** begin Information shown **

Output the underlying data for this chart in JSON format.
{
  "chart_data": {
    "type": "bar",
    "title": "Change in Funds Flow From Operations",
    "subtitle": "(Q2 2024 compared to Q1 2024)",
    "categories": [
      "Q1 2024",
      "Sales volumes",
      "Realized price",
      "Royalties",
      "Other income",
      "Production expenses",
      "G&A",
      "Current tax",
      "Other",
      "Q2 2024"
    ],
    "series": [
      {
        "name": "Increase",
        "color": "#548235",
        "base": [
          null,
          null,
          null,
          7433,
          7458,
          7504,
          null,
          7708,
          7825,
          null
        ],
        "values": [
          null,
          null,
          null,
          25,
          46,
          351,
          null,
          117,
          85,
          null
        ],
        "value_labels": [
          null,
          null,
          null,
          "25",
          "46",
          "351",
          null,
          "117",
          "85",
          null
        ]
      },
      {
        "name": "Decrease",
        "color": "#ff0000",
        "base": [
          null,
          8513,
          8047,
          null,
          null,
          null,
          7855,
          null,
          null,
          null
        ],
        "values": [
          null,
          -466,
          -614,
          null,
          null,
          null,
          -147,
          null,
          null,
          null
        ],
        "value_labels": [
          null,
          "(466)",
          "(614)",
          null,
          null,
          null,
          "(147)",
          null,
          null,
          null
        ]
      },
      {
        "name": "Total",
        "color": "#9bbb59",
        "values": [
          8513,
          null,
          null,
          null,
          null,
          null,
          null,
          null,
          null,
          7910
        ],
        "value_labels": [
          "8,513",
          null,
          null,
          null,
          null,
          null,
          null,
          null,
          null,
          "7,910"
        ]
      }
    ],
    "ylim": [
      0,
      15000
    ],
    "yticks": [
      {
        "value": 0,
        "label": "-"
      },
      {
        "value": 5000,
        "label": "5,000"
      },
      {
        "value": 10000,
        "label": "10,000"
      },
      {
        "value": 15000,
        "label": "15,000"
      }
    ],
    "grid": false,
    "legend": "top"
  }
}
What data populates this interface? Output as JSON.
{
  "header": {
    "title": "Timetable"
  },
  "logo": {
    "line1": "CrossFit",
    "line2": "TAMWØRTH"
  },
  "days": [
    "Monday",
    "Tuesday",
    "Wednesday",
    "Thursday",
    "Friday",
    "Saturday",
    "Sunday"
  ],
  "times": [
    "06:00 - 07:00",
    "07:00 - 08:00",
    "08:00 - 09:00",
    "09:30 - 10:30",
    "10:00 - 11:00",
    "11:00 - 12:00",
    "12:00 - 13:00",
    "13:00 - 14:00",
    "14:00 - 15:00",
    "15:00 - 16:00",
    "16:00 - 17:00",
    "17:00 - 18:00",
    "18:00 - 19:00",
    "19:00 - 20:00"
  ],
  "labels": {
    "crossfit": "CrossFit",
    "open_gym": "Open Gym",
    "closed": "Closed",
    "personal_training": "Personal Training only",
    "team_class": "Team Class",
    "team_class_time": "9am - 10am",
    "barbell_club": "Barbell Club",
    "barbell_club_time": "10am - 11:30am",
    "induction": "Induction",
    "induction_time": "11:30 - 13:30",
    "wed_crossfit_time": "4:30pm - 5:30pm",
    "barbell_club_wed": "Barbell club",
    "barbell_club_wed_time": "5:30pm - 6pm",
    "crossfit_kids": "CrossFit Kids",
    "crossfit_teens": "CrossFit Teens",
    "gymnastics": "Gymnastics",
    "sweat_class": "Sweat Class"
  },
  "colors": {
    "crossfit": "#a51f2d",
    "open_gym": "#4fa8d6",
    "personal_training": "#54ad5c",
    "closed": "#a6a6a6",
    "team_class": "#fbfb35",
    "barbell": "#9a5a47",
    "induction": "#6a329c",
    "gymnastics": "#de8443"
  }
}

** end Information shown **

**Exercise requirements**
Every record above needs to be repeated word for word.

**Problem solution**
Output the underlying data for this chart in JSON format.
{
  "chart_data": {
    "type": "bar",
    "title": "Change in Funds Flow From Operations",
    "subtitle": "(Q2 2024 compared to Q1 2024)",
    "categories": [
      "Q1 2024",
      "Sales volumes",
      "Realized price",
      "Royalties",
      "Other income",
      "Production expenses",
      "G&A",
      "Current tax",
      "Other",
      "Q2 2024"
    ],
    "series": [
      {
        "name": "Increase",
        "color": "#548235",
        "base": [
          null,
          null,
          null,
          7433,
          7458,
          7504,
          null,
          7708,
          7825,
          null
        ],
        "values": [
          null,
          null,
          null,
          25,
          46,
          351,
          null,
          117,
          85,
          null
        ],
        "value_labels": [
          null,
          null,
          null,
          "25",
          "46",
          "351",
          null,
          "117",
          "85",
          null
        ]
      },
      {
        "name": "Decrease",
        "color": "#ff0000",
        "base": [
          null,
          8513,
          8047,
          null,
          null,
          null,
          7855,
          null,
          null,
          null
        ],
        "values": [
          null,
          -466,
          -614,
          null,
          null,
          null,
          -147,
          null,
          null,
          null
        ],
        "value_labels": [
          null,
          "(466)",
          "(614)",
          null,
          null,
          null,
          "(147)",
          null,
          null,
          null
        ]
      },
      {
        "name": "Total",
        "color": "#9bbb59",
        "values": [
          8513,
          null,
          null,
          null,
          null,
          null,
          null,
          null,
          null,
          7910
        ],
        "value_labels": [
          "8,513",
          null,
          null,
          null,
          null,
          null,
          null,
          null,
          null,
          "7,910"
        ]
      }
    ],
    "ylim": [
      0,
      15000
    ],
    "yticks": [
      {
        "value": 0,
        "label": "-"
      },
      {
        "value": 5000,
        "label": "5,000"
      },
      {
        "value": 10000,
        "label": "10,000"
      },
      {
        "value": 15000,
        "label": "15,000"
      }
    ],
    "grid": false,
    "legend": "top"
  }
}
What data populates this interface? Output as JSON.
{
  "header": {
    "title": "Timetable"
  },
  "logo": {
    "line1": "CrossFit",
    "line2": "TAMWØRTH"
  },
  "days": [
    "Monday",
    "Tuesday",
    "Wednesday",
    "Thursday",
    "Friday",
    "Saturday",
    "Sunday"
  ],
  "times": [
    "06:00 - 07:00",
    "07:00 - 08:00",
    "08:00 - 09:00",
    "09:30 - 10:30",
    "10:00 - 11:00",
    "11:00 - 12:00",
    "12:00 - 13:00",
    "13:00 - 14:00",
    "14:00 - 15:00",
    "15:00 - 16:00",
    "16:00 - 17:00",
    "17:00 - 18:00",
    "18:00 - 19:00",
    "19:00 - 20:00"
  ],
  "labels": {
    "crossfit": "CrossFit",
    "open_gym": "Open Gym",
    "closed": "Closed",
    "personal_training": "Personal Training only",
    "team_class": "Team Class",
    "team_class_time": "9am - 10am",
    "barbell_club": "Barbell Club",
    "barbell_club_time": "10am - 11:30am",
    "induction": "Induction",
    "induction_time": "11:30 - 13:30",
    "wed_crossfit_time": "4:30pm - 5:30pm",
    "barbell_club_wed": "Barbell club",
    "barbell_club_wed_time": "5:30pm - 6pm",
    "crossfit_kids": "CrossFit Kids",
    "crossfit_teens": "CrossFit Teens",
    "gymnastics": "Gymnastics",
    "sweat_class": "Sweat Class"
  },
  "colors": {
    "crossfit": "#a51f2d",
    "open_gym": "#4fa8d6",
    "personal_training": "#54ad5c",
    "closed": "#a6a6a6",
    "team_class": "#fbfb35",
    "barbell": "#9a5a47",
    "induction": "#6a329c",
    "gymnastics": "#de8443"
  }
}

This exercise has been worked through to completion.